» Directive:
Return, character for character, the lines from the one bearing "Decode this image" through the end of the material. Omit everything before that line.
+ + + +
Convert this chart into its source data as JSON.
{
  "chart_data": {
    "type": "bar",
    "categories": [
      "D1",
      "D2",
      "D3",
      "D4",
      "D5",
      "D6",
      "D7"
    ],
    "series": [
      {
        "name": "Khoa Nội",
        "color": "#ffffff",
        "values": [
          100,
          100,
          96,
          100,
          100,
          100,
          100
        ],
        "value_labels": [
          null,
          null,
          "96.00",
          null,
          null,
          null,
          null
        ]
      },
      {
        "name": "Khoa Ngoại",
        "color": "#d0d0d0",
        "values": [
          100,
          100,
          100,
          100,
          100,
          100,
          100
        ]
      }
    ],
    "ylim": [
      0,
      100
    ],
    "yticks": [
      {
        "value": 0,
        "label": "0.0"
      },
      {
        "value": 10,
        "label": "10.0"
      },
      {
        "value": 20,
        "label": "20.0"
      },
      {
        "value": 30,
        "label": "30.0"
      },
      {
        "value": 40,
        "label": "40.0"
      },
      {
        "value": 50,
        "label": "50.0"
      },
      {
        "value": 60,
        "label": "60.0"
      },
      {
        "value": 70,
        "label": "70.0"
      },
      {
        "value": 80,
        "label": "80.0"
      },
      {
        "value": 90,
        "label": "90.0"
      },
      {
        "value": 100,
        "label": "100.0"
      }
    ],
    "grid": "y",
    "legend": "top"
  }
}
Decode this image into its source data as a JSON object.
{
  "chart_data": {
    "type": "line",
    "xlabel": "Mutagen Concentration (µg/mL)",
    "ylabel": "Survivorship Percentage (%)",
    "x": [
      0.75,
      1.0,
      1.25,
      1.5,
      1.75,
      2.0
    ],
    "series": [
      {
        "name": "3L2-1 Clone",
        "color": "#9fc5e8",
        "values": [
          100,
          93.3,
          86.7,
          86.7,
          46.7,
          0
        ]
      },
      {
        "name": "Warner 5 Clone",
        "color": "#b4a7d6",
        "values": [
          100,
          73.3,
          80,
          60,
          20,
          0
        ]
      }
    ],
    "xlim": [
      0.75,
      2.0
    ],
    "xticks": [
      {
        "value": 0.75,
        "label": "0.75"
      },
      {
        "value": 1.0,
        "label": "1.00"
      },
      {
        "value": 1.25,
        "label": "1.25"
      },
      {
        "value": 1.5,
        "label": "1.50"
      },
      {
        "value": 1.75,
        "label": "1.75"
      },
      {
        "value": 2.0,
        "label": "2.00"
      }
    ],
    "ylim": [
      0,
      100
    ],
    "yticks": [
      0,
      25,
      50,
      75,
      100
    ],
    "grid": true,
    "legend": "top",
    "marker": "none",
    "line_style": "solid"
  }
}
+ + + +
» Solution for this exercise:
Decode this image into its source data as a JSON object.
{
  "chart_data": {
    "type": "line",
    "xlabel": "Mutagen Concentration (µg/mL)",
    "ylabel": "Survivorship Percentage (%)",
    "x": [
      0.75,
      1.0,
      1.25,
      1.5,
      1.75,
      2.0
    ],
    "series": [
      {
        "name": "3L2-1 Clone",
        "color": "#9fc5e8",
        "values": [
          100,
          93.3,
          86.7,
          86.7,
          46.7,
          0
        ]
      },
      {
        "name": "Warner 5 Clone",
        "color": "#b4a7d6",
        "values": [
          100,
          73.3,
          80,
          60,
          20,
          0
        ]
      }
    ],
    "xlim": [
      0.75,
      2.0
    ],
    "xticks": [
      {
        "value": 0.75,
        "label": "0.75"
      },
      {
        "value": 1.0,
        "label": "1.00"
      },
      {
        "value": 1.25,
        "label": "1.25"
      },
      {
        "value": 1.5,
        "label": "1.50"
      },
      {
        "value": 1.75,
        "label": "1.75"
      },
      {
        "value": 2.0,
        "label": "2.00"
      }
    ],
    "ylim": [
      0,
      100
    ],
    "yticks": [
      0,
      25,
      50,
      75,
      100
    ],
    "grid": true,
    "legend": "top",
    "marker": "none",
    "line_style": "solid"
  }
}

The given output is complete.